### Task A
Please copy the entries verbatim, from their first line through the line containing "country-market-size-label: Market Size", with both ends included.

### Document text
⁂
Metadata-Version: 2.1
Name: dbt-ibis
Version: 0.6.0
Project-URL: Source, https://github.com/binste/dbt-ibis
Author: Stefan Binder
License-File: LICENSE
Classifier: License :: OSI Approved :: Apache Software License
Classifier: Natural Language :: English
Classifier: Programming Language :: Python :: 3.9
Classifier: Programming Language :: Python :: 3.10
Classifier: Programming Language :: Python :: 3.11
Classifier: Typing :: Typed
Requires-Python: >=3.9
Requires-Dist: click
Requires-Dist: dbt-core>=1.5
Requires-Dist: ibis-framework>=7
Provides-Extra: dev
Requires-Dist: dbt-duckdb; extra == 'dev'
Requires-Dist: hatch; extra == 'dev'
Requires-Dist: ibis-framework[duckdb]; extra == 'dev'
Requires-Dist: ipdb; extra == 'dev'
Requires-Dist: ipykernel; extra == 'dev'
Requires-Dist: ipython; extra == 'dev'
Requires-Dist: mypy; extra == 'dev'
Requires-Dist: pandas; extra == 'dev'
Requires-Dist: pytest; extra == 'dev'
Requires-Dist: pytest-mock; extra == 'dev'
Requires-Dist: ruff>=0.1.4; extra == 'dev'
Description-Content-Type: text/markdown

# dbt-ibis
With dbt-ibis you can write your [dbt](https://www.getdbt.com/) models using [Ibis](https://ibis-project.org/).
⁂
### Task B
Answer these questions from the package metadata:
(i) What version number does the package have?
(ii) What minimum Python version does it require?
(iii) What minimum version of ruff does the dev extra list?

### Records for the exercise
⁂
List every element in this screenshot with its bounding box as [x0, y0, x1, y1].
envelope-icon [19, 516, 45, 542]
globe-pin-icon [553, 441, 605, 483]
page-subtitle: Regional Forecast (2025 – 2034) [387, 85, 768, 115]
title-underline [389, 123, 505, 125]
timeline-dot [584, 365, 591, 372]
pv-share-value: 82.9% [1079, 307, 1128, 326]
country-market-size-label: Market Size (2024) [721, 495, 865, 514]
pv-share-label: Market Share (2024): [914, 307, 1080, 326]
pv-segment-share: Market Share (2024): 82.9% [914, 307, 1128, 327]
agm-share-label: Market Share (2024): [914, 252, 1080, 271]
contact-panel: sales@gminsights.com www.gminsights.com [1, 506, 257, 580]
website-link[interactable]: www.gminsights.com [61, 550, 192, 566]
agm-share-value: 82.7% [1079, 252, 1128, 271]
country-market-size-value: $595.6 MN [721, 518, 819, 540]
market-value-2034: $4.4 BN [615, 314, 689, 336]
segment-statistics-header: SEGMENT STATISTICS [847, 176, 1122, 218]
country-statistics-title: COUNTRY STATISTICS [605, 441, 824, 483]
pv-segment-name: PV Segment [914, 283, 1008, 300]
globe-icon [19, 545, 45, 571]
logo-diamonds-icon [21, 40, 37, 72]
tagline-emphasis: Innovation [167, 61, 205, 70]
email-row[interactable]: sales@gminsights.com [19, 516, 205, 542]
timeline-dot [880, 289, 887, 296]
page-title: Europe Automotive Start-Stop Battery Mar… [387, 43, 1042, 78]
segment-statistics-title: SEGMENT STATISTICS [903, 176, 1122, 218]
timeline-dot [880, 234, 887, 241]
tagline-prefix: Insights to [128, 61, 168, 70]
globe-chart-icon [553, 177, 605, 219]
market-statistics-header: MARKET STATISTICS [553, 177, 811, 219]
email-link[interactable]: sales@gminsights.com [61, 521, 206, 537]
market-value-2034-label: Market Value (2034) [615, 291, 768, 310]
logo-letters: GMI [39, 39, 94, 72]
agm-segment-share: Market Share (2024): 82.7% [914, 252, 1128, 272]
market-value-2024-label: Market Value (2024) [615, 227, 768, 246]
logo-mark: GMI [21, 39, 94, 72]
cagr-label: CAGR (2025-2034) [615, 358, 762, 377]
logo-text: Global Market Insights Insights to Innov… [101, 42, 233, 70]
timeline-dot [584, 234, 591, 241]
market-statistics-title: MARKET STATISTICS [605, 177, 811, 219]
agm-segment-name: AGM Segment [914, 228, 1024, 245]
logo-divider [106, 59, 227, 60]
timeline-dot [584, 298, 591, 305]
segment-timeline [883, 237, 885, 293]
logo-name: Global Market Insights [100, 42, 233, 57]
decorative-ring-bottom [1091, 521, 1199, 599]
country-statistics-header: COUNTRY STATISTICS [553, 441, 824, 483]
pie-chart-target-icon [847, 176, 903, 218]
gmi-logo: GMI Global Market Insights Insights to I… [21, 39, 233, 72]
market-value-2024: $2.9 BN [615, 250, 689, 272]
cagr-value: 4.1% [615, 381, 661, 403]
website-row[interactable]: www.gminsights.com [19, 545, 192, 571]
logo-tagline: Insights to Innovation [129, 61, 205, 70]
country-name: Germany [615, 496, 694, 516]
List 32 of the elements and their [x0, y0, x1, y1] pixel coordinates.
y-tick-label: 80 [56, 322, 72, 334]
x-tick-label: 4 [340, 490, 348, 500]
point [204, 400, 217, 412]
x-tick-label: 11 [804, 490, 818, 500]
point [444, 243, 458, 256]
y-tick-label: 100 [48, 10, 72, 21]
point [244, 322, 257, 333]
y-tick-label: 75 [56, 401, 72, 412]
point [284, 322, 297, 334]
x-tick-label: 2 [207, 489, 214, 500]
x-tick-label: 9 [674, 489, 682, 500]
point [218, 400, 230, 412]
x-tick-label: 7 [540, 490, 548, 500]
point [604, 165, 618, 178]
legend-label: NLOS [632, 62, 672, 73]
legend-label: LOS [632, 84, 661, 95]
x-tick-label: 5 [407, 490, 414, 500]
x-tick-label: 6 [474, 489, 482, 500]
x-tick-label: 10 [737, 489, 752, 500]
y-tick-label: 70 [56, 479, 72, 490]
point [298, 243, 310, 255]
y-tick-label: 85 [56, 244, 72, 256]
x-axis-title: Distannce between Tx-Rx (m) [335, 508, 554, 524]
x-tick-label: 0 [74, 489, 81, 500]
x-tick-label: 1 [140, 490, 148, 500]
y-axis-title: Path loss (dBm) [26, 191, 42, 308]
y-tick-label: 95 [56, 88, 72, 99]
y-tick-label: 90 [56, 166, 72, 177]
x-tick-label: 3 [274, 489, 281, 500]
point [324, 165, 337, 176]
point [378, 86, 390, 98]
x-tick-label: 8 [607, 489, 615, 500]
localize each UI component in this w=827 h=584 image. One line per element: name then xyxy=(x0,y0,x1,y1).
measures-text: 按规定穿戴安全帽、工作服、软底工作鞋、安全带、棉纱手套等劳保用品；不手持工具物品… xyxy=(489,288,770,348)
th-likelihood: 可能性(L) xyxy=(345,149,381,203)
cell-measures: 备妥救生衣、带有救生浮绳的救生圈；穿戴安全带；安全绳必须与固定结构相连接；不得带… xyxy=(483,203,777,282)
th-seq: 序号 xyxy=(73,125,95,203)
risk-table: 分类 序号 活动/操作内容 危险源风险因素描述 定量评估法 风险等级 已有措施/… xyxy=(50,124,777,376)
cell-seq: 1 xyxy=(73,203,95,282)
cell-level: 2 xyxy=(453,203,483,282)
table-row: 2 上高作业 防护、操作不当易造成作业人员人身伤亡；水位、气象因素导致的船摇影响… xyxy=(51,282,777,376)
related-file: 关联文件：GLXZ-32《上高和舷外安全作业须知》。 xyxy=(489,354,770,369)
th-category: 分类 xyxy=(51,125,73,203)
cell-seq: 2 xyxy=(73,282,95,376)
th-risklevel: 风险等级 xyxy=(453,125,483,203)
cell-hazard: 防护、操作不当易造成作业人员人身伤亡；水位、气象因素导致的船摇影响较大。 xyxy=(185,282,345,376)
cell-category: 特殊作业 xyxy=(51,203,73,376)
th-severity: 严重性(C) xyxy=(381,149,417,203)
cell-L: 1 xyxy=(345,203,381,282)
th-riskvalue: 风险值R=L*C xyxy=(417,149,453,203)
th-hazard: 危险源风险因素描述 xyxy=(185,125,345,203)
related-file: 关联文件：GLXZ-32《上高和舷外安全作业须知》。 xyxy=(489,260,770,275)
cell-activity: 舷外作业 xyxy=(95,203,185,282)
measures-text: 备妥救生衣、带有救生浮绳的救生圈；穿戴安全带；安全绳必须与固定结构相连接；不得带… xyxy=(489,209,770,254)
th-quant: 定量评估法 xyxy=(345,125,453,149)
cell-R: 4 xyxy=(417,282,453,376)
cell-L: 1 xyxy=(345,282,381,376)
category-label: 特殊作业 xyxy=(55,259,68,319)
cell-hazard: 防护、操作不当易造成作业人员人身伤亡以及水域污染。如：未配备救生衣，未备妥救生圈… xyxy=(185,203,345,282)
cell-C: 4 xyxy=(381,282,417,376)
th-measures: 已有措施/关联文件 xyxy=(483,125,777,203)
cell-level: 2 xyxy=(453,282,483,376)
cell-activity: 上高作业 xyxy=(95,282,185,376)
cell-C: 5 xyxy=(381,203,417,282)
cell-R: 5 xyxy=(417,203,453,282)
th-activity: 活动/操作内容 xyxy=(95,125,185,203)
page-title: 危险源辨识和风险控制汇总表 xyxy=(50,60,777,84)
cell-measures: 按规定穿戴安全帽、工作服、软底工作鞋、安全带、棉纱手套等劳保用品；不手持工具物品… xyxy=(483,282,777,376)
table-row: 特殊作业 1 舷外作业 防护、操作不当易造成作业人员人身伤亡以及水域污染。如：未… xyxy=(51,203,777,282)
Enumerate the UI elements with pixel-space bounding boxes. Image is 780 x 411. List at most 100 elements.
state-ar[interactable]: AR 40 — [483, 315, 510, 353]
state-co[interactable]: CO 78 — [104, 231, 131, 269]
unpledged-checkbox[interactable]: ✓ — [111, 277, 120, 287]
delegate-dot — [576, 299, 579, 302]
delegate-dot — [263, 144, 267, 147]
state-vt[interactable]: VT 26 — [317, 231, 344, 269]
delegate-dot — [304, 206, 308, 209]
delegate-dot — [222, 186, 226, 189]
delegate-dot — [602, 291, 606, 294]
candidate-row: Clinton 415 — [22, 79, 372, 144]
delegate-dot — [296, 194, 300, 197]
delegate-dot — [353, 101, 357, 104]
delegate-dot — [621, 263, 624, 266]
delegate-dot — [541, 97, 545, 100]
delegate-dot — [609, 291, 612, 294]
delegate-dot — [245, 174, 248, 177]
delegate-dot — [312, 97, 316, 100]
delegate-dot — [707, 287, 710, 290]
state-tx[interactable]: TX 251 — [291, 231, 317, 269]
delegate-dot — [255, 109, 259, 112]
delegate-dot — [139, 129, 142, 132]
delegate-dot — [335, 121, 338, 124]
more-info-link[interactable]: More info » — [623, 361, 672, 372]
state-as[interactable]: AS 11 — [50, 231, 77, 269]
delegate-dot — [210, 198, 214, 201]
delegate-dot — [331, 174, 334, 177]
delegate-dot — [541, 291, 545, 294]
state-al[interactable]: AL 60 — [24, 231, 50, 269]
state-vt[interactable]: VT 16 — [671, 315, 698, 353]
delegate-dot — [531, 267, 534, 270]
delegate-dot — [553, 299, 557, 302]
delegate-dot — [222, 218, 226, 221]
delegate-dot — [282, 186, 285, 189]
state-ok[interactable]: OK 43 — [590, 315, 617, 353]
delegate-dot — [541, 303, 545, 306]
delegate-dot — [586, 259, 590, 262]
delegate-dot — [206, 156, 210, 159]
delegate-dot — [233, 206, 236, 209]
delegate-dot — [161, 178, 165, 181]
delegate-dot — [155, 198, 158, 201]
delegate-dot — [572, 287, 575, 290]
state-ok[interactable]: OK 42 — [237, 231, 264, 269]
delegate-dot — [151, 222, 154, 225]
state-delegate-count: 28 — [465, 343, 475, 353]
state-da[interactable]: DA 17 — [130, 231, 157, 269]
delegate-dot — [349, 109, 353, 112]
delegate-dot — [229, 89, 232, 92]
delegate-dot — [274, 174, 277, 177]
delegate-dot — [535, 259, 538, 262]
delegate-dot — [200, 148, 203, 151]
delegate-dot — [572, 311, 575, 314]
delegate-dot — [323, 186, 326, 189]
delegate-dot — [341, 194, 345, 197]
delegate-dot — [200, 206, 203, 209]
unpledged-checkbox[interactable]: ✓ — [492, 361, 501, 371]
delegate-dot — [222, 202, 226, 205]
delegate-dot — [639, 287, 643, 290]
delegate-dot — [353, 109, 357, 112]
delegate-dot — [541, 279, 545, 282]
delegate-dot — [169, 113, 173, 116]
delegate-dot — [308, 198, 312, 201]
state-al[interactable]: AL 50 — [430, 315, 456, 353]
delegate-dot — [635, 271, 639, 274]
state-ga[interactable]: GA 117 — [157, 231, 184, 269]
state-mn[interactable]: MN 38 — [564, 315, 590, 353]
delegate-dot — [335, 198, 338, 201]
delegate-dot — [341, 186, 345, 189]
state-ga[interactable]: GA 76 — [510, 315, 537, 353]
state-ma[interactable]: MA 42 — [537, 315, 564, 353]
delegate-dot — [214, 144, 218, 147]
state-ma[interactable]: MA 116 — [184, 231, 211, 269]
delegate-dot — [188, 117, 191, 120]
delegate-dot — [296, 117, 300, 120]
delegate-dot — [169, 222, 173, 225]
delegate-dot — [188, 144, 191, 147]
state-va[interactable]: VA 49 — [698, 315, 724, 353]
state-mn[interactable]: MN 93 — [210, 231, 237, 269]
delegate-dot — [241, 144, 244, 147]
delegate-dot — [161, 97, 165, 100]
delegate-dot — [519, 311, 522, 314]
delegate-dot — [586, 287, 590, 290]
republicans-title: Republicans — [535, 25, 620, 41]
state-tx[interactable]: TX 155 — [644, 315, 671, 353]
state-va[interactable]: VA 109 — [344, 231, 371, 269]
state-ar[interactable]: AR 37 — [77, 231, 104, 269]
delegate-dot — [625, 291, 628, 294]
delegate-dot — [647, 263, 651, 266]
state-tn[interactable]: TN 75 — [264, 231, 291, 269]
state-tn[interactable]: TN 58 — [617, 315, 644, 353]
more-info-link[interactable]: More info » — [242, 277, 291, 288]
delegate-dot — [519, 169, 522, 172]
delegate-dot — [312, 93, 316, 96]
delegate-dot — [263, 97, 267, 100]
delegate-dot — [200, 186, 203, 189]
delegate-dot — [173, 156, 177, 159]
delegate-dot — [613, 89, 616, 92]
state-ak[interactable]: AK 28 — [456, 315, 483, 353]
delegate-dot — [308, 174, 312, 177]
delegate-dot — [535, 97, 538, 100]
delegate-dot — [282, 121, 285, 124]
⁂
### Written solution A
List every element in this screenshot with its bounding box as [x0, y0, x1, y1].
envelope-icon [19, 516, 45, 542]
globe-pin-icon [553, 441, 605, 483]
page-subtitle: Regional Forecast (2025 – 2034) [387, 85, 768, 115]
title-underline [389, 123, 505, 125]
timeline-dot [584, 365, 591, 372]
pv-share-value: 82.9% [1079, 307, 1128, 326]
country-market-size-label: Market Size (2024) [721, 495, 865, 514]

### Written solution B
(i) 0.6.0
(ii) 3.9
(iii) 0.1.4